======== Record excerpts
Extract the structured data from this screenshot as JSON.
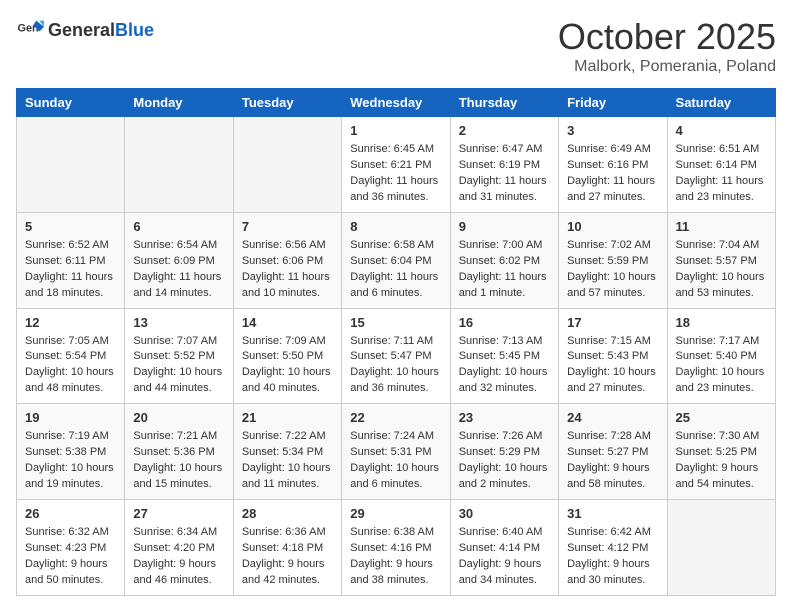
{
  "header": {
    "logo_general": "General",
    "logo_blue": "Blue",
    "month": "October 2025",
    "location": "Malbork, Pomerania, Poland"
  },
  "days_of_week": [
    "Sunday",
    "Monday",
    "Tuesday",
    "Wednesday",
    "Thursday",
    "Friday",
    "Saturday"
  ],
  "weeks": [
    [
      {
        "day": "",
        "info": ""
      },
      {
        "day": "",
        "info": ""
      },
      {
        "day": "",
        "info": ""
      },
      {
        "day": "1",
        "info": "Sunrise: 6:45 AM\nSunset: 6:21 PM\nDaylight: 11 hours\nand 36 minutes."
      },
      {
        "day": "2",
        "info": "Sunrise: 6:47 AM\nSunset: 6:19 PM\nDaylight: 11 hours\nand 31 minutes."
      },
      {
        "day": "3",
        "info": "Sunrise: 6:49 AM\nSunset: 6:16 PM\nDaylight: 11 hours\nand 27 minutes."
      },
      {
        "day": "4",
        "info": "Sunrise: 6:51 AM\nSunset: 6:14 PM\nDaylight: 11 hours\nand 23 minutes."
      }
    ],
    [
      {
        "day": "5",
        "info": "Sunrise: 6:52 AM\nSunset: 6:11 PM\nDaylight: 11 hours\nand 18 minutes."
      },
      {
        "day": "6",
        "info": "Sunrise: 6:54 AM\nSunset: 6:09 PM\nDaylight: 11 hours\nand 14 minutes."
      },
      {
        "day": "7",
        "info": "Sunrise: 6:56 AM\nSunset: 6:06 PM\nDaylight: 11 hours\nand 10 minutes."
      },
      {
        "day": "8",
        "info": "Sunrise: 6:58 AM\nSunset: 6:04 PM\nDaylight: 11 hours\nand 6 minutes."
      },
      {
        "day": "9",
        "info": "Sunrise: 7:00 AM\nSunset: 6:02 PM\nDaylight: 11 hours\nand 1 minute."
      },
      {
        "day": "10",
        "info": "Sunrise: 7:02 AM\nSunset: 5:59 PM\nDaylight: 10 hours\nand 57 minutes."
      },
      {
        "day": "11",
        "info": "Sunrise: 7:04 AM\nSunset: 5:57 PM\nDaylight: 10 hours\nand 53 minutes."
      }
    ],
    [
      {
        "day": "12",
        "info": "Sunrise: 7:05 AM\nSunset: 5:54 PM\nDaylight: 10 hours\nand 48 minutes."
      },
      {
        "day": "13",
        "info": "Sunrise: 7:07 AM\nSunset: 5:52 PM\nDaylight: 10 hours\nand 44 minutes."
      },
      {
        "day": "14",
        "info": "Sunrise: 7:09 AM\nSunset: 5:50 PM\nDaylight: 10 hours\nand 40 minutes."
      },
      {
        "day": "15",
        "info": "Sunrise: 7:11 AM\nSunset: 5:47 PM\nDaylight: 10 hours\nand 36 minutes."
      },
      {
        "day": "16",
        "info": "Sunrise: 7:13 AM\nSunset: 5:45 PM\nDaylight: 10 hours\nand 32 minutes."
      },
      {
        "day": "17",
        "info": "Sunrise: 7:15 AM\nSunset: 5:43 PM\nDaylight: 10 hours\nand 27 minutes."
      },
      {
        "day": "18",
        "info": "Sunrise: 7:17 AM\nSunset: 5:40 PM\nDaylight: 10 hours\nand 23 minutes."
      }
    ],
    [
      {
        "day": "19",
        "info": "Sunrise: 7:19 AM\nSunset: 5:38 PM\nDaylight: 10 hours\nand 19 minutes."
      },
      {
        "day": "20",
        "info": "Sunrise: 7:21 AM\nSunset: 5:36 PM\nDaylight: 10 hours\nand 15 minutes."
      },
      {
        "day": "21",
        "info": "Sunrise: 7:22 AM\nSunset: 5:34 PM\nDaylight: 10 hours\nand 11 minutes."
      },
      {
        "day": "22",
        "info": "Sunrise: 7:24 AM\nSunset: 5:31 PM\nDaylight: 10 hours\nand 6 minutes."
      },
      {
        "day": "23",
        "info": "Sunrise: 7:26 AM\nSunset: 5:29 PM\nDaylight: 10 hours\nand 2 minutes."
      },
      {
        "day": "24",
        "info": "Sunrise: 7:28 AM\nSunset: 5:27 PM\nDaylight: 9 hours\nand 58 minutes."
      },
      {
        "day": "25",
        "info": "Sunrise: 7:30 AM\nSunset: 5:25 PM\nDaylight: 9 hours\nand 54 minutes."
      }
    ],
    [
      {
        "day": "26",
        "info": "Sunrise: 6:32 AM\nSunset: 4:23 PM\nDaylight: 9 hours\nand 50 minutes."
      },
      {
        "day": "27",
        "info": "Sunrise: 6:34 AM\nSunset: 4:20 PM\nDaylight: 9 hours\nand 46 minutes."
      },
      {
        "day": "28",
        "info": "Sunrise: 6:36 AM\nSunset: 4:18 PM\nDaylight: 9 hours\nand 42 minutes."
      },
      {
        "day": "29",
        "info": "Sunrise: 6:38 AM\nSunset: 4:16 PM\nDaylight: 9 hours\nand 38 minutes."
      },
      {
        "day": "30",
        "info": "Sunrise: 6:40 AM\nSunset: 4:14 PM\nDaylight: 9 hours\nand 34 minutes."
      },
      {
        "day": "31",
        "info": "Sunrise: 6:42 AM\nSunset: 4:12 PM\nDaylight: 9 hours\nand 30 minutes."
      },
      {
        "day": "",
        "info": ""
      }
    ]
  ]
}
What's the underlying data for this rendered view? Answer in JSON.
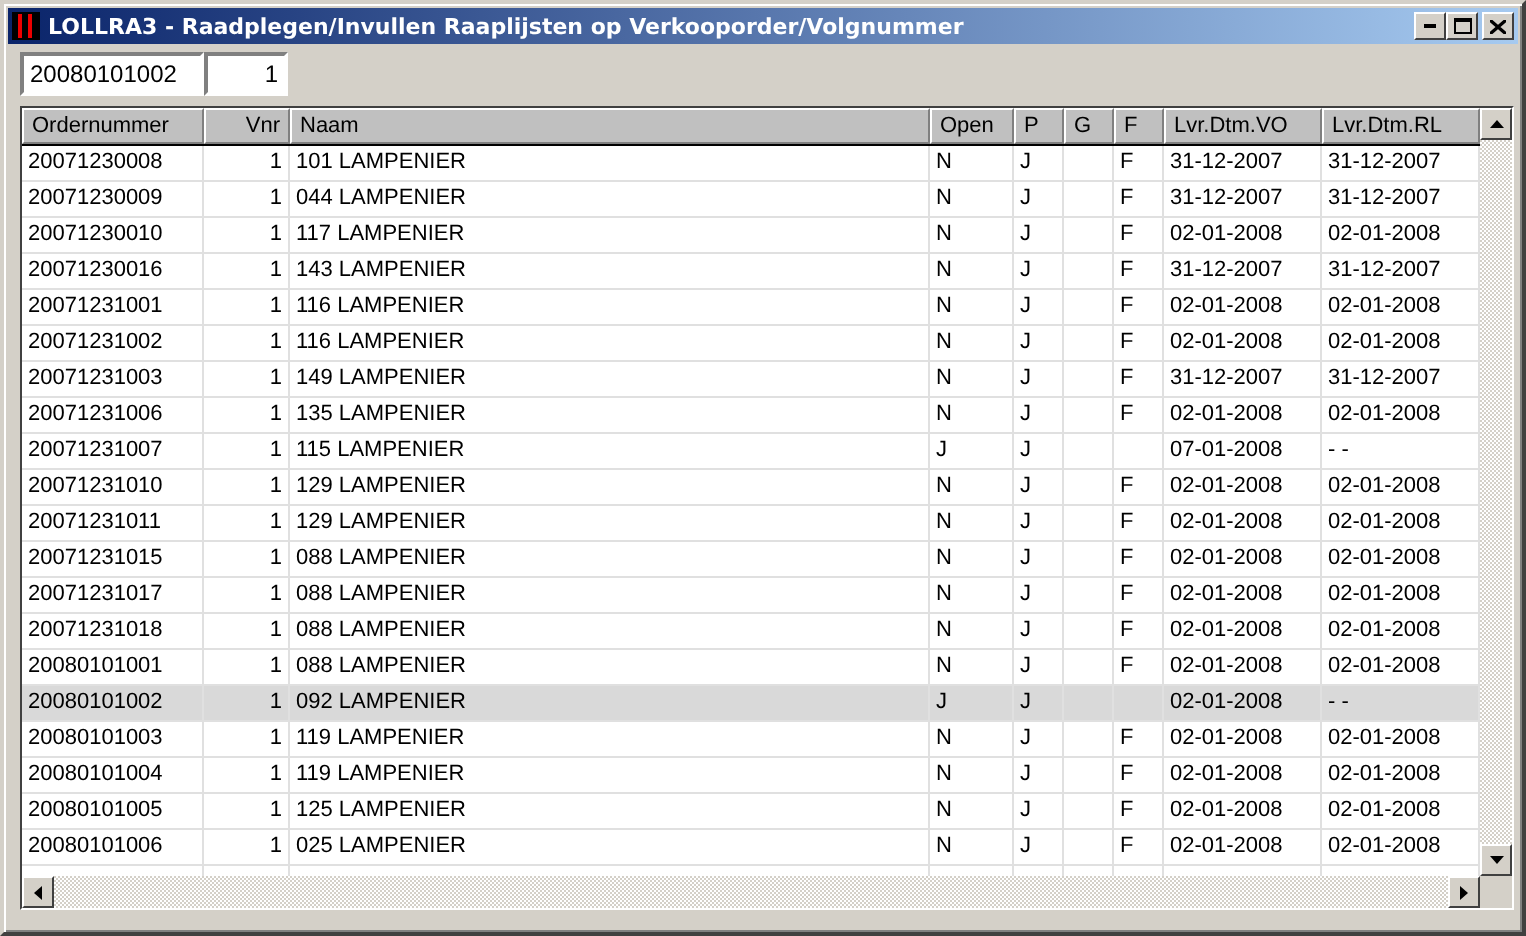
================
Track down every line of the material containing the string "data", and copy it.

## The response
Extract the structured data from this screenshot as JSON.
What's the underlying data for this rendered view? Answer in JSON.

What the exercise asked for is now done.